Lines of data |
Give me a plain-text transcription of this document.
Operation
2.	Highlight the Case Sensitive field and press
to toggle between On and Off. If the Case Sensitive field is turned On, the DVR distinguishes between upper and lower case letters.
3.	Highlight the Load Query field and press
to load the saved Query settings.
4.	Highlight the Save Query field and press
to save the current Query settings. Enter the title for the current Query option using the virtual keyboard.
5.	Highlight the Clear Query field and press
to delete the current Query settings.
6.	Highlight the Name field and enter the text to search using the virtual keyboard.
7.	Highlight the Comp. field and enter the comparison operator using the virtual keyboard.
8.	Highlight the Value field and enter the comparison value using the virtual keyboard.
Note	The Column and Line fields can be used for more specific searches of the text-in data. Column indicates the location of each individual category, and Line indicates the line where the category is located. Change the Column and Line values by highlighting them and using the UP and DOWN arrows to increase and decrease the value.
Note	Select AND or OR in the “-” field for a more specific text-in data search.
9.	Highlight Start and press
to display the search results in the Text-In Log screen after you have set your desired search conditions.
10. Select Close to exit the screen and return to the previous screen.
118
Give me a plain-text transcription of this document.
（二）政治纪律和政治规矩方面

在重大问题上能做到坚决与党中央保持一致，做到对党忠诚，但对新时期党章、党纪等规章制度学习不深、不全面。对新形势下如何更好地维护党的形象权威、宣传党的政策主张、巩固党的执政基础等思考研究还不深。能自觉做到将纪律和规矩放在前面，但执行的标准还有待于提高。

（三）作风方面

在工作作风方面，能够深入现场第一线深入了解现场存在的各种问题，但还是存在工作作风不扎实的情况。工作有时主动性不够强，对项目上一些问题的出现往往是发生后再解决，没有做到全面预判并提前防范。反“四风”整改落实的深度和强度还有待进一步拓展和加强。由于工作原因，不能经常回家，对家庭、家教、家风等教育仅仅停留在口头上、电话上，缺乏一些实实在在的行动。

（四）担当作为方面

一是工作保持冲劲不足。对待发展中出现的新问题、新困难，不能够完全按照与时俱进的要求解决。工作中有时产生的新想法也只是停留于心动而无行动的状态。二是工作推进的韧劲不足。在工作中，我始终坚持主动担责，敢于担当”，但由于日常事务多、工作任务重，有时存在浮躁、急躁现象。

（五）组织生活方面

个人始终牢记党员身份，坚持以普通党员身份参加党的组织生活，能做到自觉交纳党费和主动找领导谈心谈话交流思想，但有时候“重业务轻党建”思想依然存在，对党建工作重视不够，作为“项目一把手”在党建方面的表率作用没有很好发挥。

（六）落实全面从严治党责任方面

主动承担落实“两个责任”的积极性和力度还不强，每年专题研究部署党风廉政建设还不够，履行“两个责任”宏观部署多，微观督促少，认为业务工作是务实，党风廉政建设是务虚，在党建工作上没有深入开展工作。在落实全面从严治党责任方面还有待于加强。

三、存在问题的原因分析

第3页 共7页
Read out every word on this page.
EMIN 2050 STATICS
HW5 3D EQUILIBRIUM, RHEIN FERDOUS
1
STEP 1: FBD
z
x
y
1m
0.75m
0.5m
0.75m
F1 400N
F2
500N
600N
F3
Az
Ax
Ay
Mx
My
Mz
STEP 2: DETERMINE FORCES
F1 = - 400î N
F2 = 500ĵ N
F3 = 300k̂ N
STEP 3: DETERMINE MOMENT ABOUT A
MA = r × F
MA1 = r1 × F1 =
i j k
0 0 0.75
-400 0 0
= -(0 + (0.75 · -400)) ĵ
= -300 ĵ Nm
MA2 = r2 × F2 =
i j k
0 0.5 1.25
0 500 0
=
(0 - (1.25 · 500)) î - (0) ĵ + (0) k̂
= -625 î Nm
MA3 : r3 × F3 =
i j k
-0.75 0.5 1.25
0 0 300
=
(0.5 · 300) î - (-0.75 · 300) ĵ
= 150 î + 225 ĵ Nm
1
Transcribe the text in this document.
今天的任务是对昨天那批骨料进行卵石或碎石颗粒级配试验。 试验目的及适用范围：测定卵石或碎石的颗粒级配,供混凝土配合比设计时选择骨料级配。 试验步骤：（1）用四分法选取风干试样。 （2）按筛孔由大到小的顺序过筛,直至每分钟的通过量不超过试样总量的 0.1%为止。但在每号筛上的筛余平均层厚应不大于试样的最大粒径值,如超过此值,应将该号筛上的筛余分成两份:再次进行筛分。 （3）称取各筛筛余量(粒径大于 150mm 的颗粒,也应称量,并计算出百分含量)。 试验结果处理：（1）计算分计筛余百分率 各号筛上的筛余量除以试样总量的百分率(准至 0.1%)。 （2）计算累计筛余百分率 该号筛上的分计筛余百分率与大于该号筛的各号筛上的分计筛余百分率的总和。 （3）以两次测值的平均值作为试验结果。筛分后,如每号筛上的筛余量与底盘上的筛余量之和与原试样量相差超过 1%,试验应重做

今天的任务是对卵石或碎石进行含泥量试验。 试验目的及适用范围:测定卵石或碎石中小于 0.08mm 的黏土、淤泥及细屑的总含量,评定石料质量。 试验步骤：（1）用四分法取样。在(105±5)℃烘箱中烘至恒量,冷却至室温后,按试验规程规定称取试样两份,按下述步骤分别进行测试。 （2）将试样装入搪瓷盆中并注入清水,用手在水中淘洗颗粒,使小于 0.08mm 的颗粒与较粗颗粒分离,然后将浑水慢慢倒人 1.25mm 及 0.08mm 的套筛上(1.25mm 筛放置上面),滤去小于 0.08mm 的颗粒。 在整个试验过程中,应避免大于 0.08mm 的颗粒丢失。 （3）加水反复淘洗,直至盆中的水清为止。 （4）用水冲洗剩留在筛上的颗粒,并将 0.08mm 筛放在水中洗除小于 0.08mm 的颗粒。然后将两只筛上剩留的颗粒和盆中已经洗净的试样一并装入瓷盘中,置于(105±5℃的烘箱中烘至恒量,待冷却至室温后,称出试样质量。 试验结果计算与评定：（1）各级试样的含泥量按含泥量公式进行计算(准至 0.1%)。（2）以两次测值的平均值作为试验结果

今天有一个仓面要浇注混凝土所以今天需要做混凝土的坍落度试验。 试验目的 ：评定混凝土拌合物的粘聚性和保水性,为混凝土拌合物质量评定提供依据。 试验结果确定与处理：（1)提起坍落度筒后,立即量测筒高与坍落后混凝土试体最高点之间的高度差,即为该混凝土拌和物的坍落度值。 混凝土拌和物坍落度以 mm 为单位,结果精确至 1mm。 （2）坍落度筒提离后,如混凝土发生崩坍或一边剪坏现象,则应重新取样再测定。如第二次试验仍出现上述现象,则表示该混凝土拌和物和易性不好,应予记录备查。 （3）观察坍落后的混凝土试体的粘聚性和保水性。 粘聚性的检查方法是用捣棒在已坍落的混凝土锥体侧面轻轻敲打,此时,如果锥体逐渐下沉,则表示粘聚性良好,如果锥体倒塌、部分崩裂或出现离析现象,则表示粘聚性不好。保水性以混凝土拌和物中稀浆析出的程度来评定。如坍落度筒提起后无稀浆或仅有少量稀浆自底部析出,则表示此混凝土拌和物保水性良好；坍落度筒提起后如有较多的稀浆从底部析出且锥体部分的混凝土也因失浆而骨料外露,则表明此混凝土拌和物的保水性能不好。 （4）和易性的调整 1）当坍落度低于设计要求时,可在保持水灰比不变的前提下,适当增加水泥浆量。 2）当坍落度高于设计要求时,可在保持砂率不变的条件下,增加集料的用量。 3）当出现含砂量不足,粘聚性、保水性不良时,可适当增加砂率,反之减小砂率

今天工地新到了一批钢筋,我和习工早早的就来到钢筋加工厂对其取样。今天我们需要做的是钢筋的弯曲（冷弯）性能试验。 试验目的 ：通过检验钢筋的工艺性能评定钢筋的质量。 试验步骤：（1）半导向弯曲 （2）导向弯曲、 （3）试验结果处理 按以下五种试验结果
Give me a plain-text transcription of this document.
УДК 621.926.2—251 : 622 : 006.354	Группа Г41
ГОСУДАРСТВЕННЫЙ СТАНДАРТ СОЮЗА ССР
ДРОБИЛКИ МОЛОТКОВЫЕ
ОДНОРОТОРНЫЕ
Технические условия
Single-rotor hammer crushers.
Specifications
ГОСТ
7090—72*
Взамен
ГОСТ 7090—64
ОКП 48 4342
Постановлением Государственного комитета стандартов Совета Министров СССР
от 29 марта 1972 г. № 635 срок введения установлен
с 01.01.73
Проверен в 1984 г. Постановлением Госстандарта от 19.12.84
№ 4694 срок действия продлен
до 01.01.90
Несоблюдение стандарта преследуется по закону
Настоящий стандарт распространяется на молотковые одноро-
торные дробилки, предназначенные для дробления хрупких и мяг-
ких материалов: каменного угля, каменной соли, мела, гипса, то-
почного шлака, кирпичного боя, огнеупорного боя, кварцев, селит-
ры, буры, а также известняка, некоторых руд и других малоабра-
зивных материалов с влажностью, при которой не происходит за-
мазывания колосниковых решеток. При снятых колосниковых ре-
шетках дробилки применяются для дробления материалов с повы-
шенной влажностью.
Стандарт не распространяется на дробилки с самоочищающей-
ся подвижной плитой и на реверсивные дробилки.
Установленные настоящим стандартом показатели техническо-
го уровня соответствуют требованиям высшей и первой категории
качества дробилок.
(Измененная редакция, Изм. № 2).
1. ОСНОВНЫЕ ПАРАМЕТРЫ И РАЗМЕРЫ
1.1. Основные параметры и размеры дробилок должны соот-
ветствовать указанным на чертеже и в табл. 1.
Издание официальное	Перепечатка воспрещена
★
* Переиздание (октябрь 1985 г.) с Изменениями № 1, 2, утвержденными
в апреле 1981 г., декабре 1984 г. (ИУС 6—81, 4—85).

EXERCISE |
Respond with nothing but the number of lines in the entries that contain the string "Sensitive".

ANSWER TO THE PROBLEM |
2